For the records below, give the count of lines holding the word "heading" and nothing more.

++++ Records supplied

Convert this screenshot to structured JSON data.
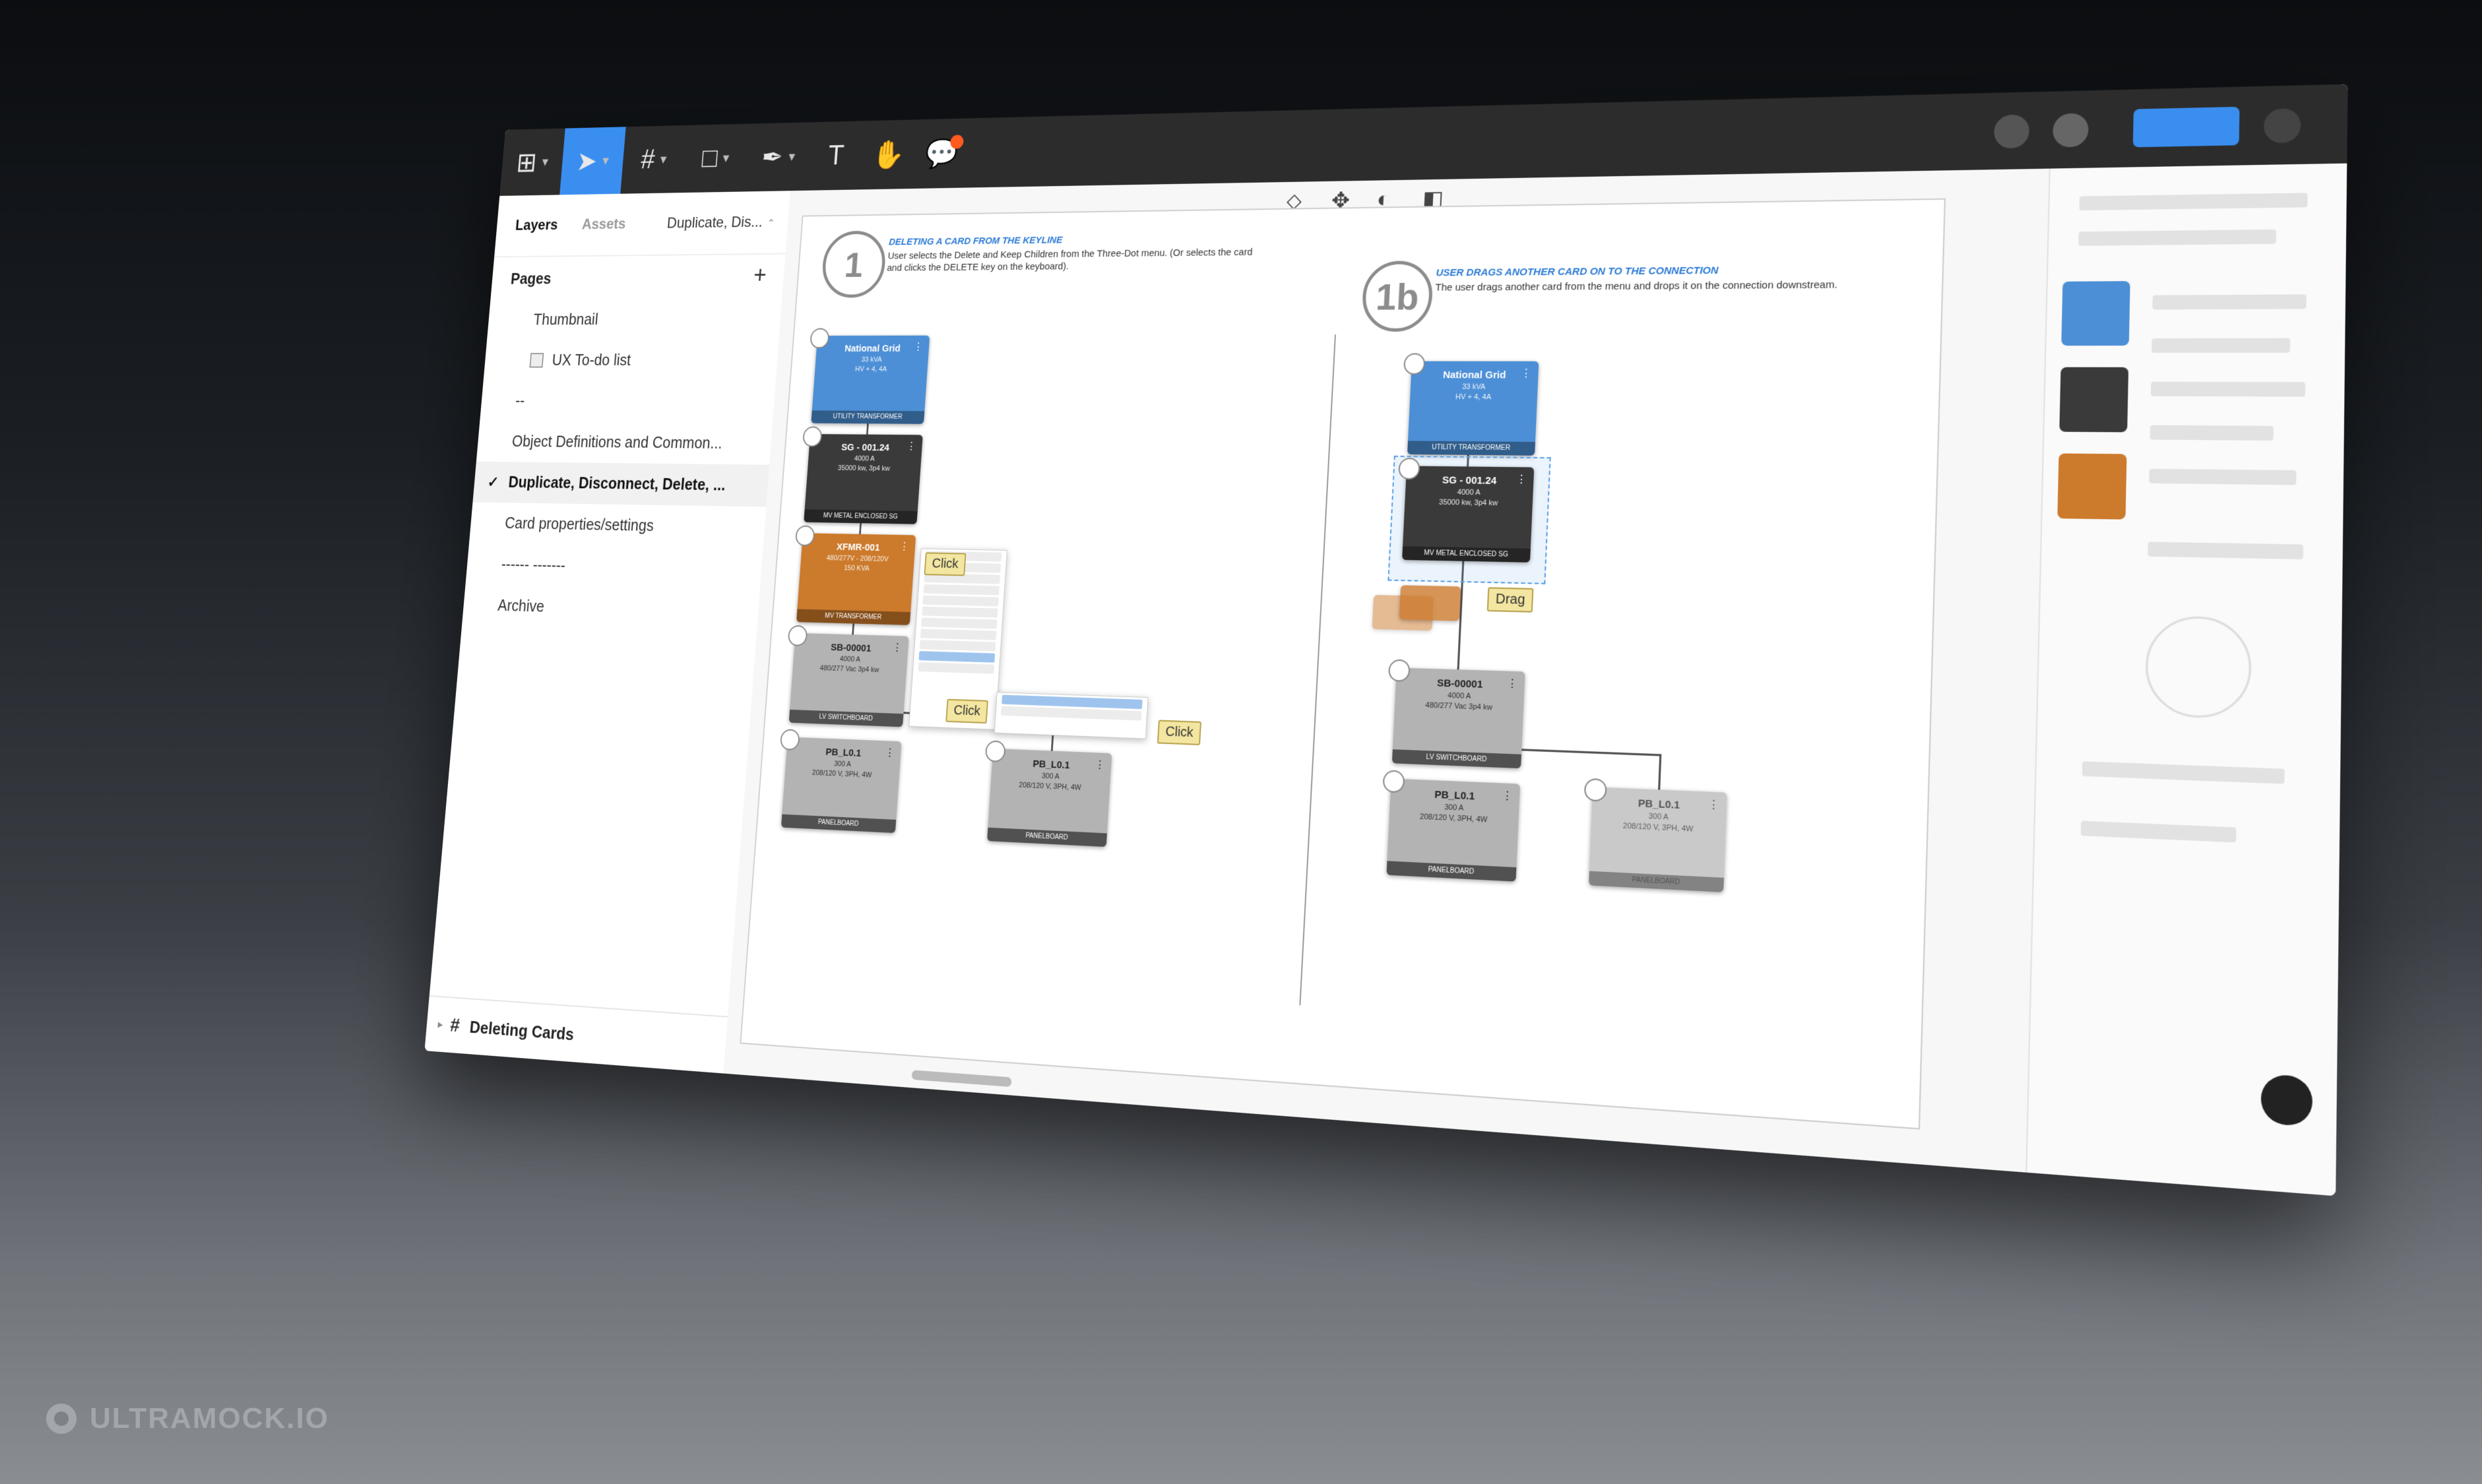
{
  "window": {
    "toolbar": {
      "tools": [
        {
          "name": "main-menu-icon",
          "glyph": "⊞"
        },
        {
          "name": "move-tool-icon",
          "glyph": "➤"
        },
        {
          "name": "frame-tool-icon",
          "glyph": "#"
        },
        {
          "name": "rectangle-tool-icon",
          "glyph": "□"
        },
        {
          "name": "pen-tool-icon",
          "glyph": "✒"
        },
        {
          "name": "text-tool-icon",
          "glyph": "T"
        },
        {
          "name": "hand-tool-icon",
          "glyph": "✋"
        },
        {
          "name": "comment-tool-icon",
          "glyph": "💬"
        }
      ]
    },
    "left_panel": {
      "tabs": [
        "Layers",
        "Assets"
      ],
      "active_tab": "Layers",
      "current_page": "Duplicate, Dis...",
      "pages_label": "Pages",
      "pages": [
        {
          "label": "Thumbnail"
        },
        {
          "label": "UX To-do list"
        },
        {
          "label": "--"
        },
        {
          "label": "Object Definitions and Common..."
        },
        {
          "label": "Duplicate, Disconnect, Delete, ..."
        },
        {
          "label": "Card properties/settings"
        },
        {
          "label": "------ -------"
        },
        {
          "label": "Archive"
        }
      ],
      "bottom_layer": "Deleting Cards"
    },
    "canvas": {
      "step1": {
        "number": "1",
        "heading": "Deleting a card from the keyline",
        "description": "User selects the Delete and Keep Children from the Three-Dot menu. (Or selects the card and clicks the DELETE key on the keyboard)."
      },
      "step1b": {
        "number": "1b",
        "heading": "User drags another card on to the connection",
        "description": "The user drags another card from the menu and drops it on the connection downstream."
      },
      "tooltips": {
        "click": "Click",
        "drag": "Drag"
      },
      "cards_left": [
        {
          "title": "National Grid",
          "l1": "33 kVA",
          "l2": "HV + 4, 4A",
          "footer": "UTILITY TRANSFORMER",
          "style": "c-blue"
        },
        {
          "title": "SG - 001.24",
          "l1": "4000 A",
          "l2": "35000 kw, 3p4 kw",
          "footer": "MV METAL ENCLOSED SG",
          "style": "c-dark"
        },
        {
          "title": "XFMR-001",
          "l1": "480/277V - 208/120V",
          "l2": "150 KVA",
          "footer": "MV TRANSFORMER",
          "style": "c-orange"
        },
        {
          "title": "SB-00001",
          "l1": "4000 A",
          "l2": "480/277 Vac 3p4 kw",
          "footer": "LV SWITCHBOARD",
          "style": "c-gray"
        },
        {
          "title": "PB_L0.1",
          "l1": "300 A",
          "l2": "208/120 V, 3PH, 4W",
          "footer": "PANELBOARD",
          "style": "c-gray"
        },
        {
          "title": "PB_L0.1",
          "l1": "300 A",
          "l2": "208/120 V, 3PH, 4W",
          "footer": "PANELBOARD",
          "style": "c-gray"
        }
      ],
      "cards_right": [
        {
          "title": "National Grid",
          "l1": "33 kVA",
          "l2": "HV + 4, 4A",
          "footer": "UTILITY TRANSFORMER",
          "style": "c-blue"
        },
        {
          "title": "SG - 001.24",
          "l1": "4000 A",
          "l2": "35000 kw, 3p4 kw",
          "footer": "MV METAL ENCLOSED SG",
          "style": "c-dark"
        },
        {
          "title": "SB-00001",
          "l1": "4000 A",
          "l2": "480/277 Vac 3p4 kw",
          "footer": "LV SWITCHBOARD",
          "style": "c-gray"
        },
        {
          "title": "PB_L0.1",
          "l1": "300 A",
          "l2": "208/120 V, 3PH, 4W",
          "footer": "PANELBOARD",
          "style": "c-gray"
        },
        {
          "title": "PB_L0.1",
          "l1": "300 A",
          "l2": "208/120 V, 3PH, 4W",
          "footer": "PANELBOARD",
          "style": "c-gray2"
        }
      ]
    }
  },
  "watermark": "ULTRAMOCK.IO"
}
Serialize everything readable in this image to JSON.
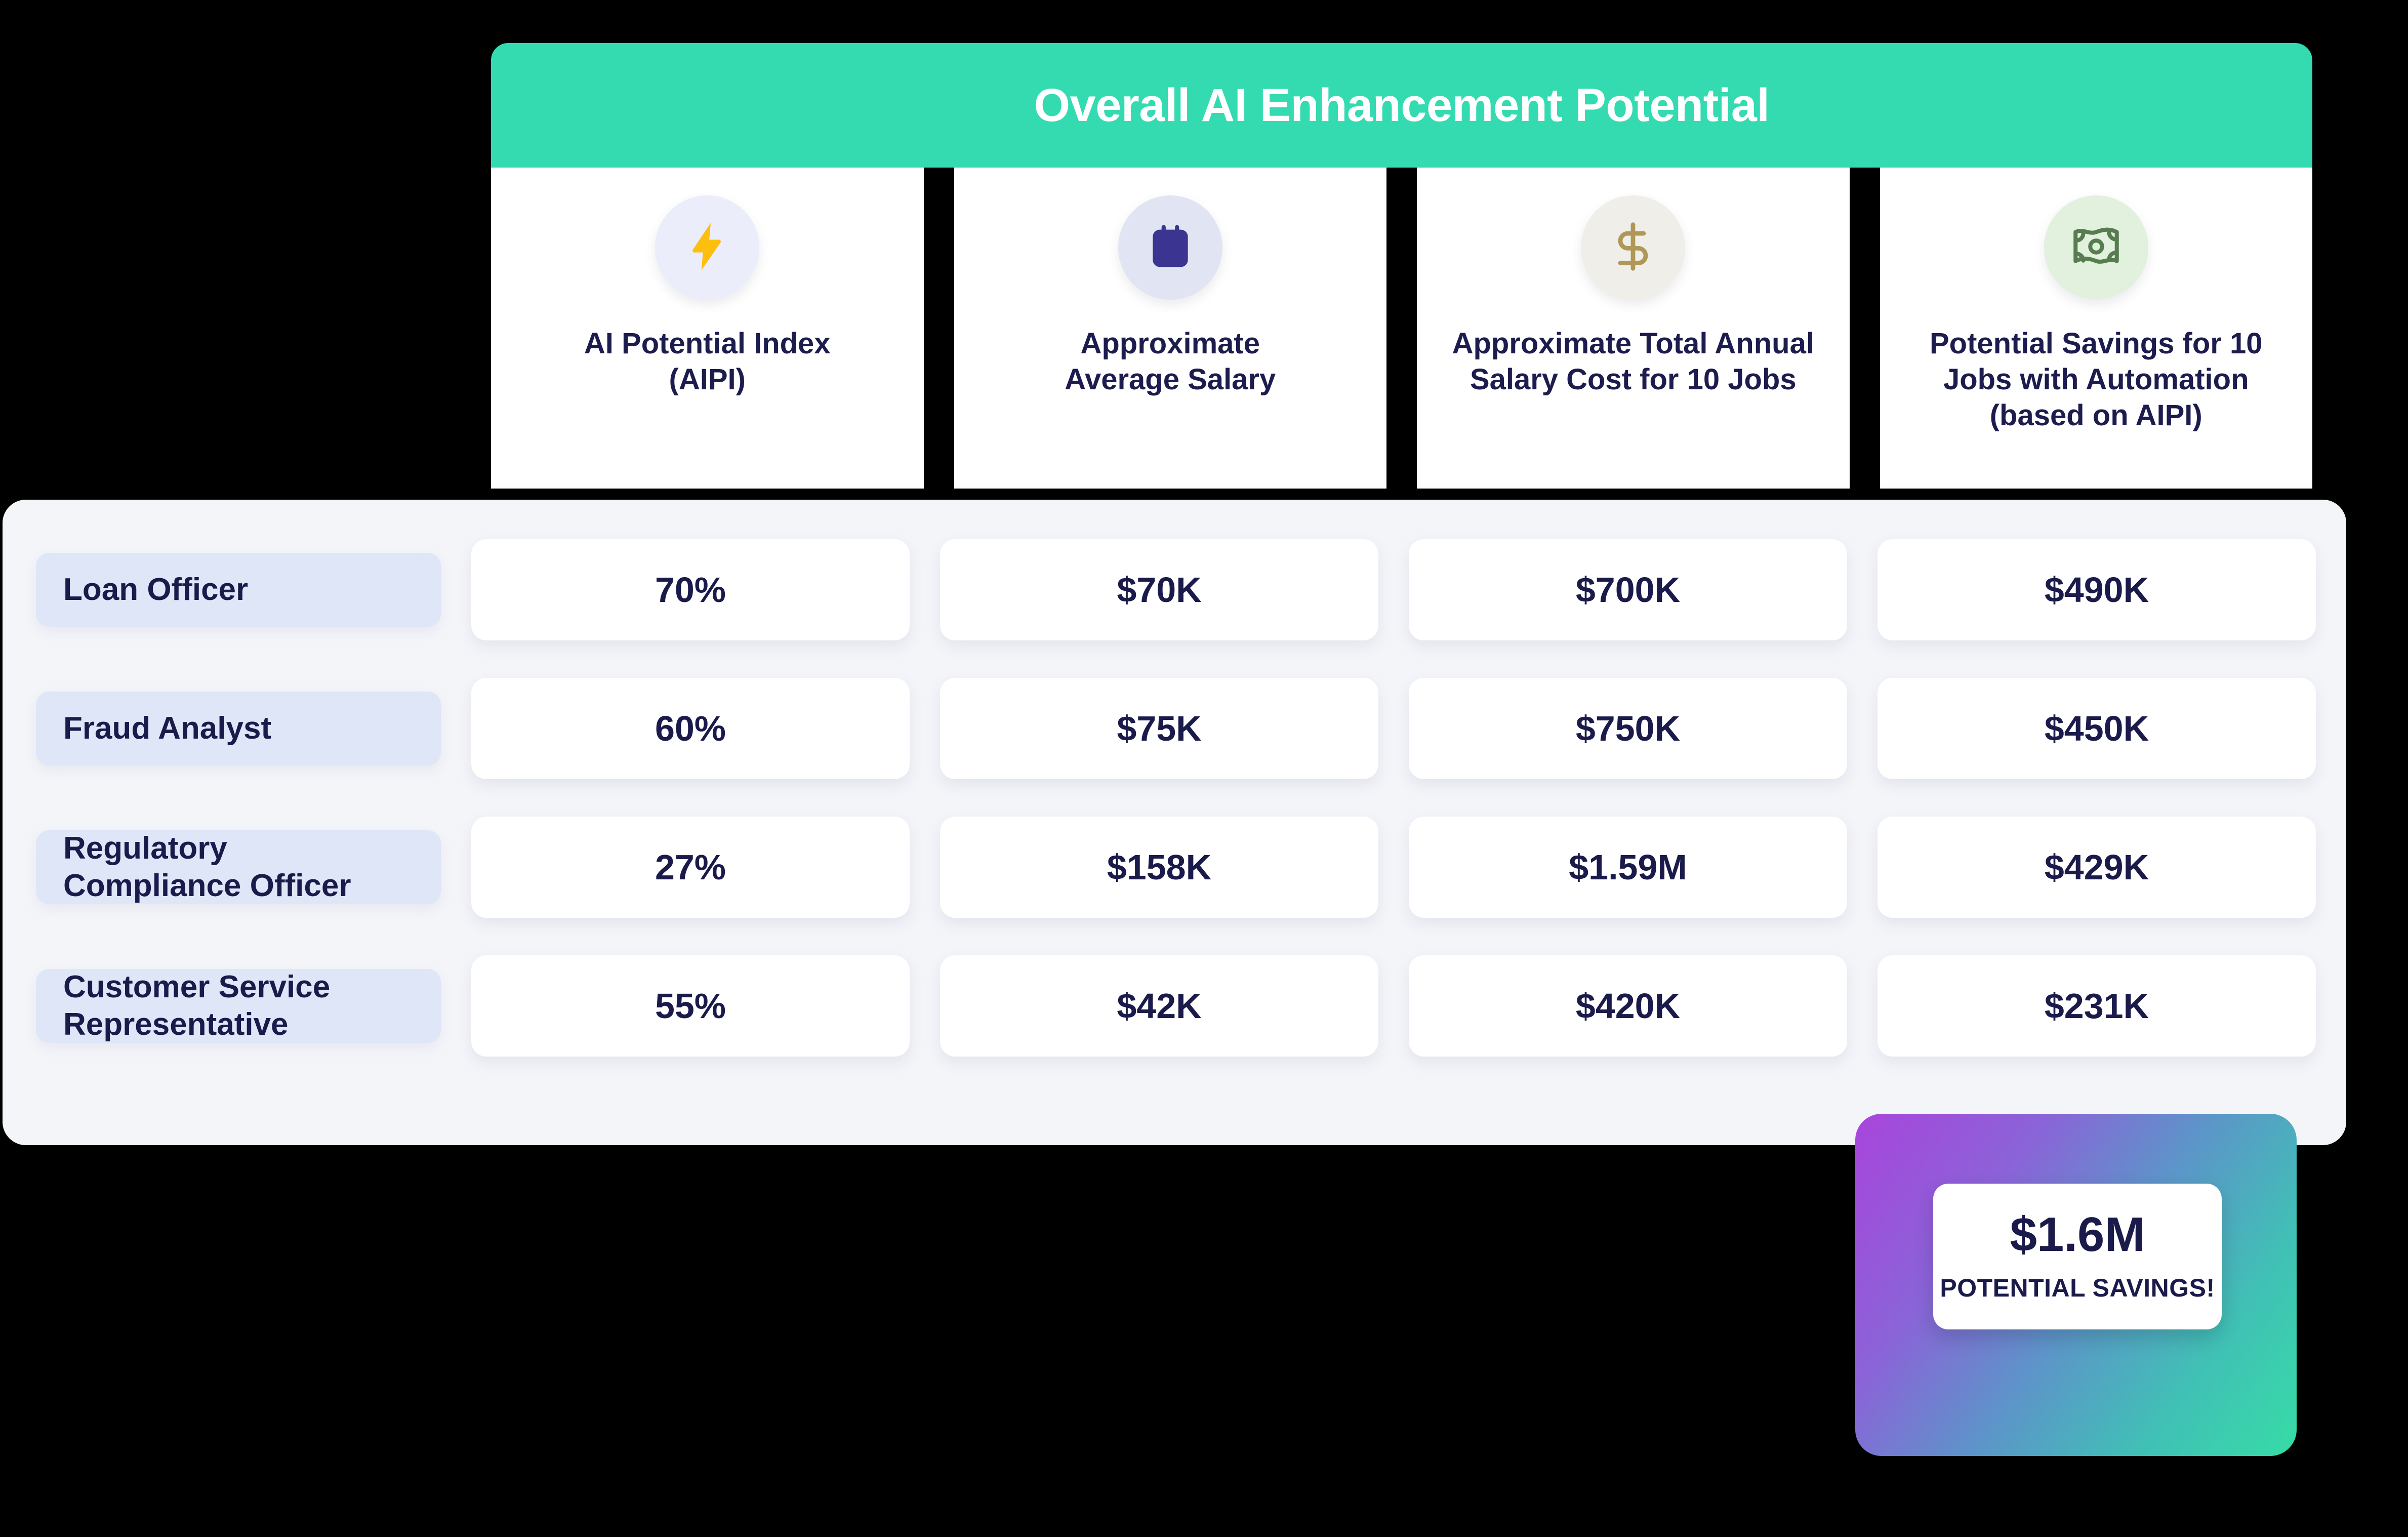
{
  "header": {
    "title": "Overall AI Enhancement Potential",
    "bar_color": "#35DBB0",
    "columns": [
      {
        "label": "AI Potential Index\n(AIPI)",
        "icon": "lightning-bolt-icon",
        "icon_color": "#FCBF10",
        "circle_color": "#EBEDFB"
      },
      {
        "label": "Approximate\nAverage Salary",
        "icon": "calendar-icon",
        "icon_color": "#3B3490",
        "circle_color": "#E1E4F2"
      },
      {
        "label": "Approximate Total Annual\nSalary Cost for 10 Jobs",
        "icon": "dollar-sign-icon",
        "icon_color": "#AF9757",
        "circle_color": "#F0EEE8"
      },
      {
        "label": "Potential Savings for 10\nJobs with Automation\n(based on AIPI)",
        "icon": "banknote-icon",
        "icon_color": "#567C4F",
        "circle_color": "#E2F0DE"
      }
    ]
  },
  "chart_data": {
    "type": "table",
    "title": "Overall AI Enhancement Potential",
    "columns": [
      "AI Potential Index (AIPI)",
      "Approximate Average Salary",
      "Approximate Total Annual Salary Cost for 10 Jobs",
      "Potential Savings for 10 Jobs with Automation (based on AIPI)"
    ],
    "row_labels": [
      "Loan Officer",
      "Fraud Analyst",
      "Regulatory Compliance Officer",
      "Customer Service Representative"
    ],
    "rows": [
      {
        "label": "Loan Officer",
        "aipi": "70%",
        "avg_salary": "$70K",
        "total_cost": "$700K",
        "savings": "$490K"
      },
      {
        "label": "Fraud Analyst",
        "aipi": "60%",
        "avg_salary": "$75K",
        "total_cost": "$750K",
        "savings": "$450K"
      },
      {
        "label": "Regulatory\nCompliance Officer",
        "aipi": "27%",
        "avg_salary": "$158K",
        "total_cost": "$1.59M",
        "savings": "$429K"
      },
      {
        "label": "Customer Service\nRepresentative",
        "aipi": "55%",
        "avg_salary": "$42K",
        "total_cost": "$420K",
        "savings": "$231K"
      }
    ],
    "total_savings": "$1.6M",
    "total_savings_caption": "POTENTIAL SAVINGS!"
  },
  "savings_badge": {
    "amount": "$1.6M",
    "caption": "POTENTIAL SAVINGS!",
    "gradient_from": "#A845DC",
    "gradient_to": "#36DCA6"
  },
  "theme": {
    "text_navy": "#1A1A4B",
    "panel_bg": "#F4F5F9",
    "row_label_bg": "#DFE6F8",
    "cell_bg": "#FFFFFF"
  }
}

++++++++

Task solution: 2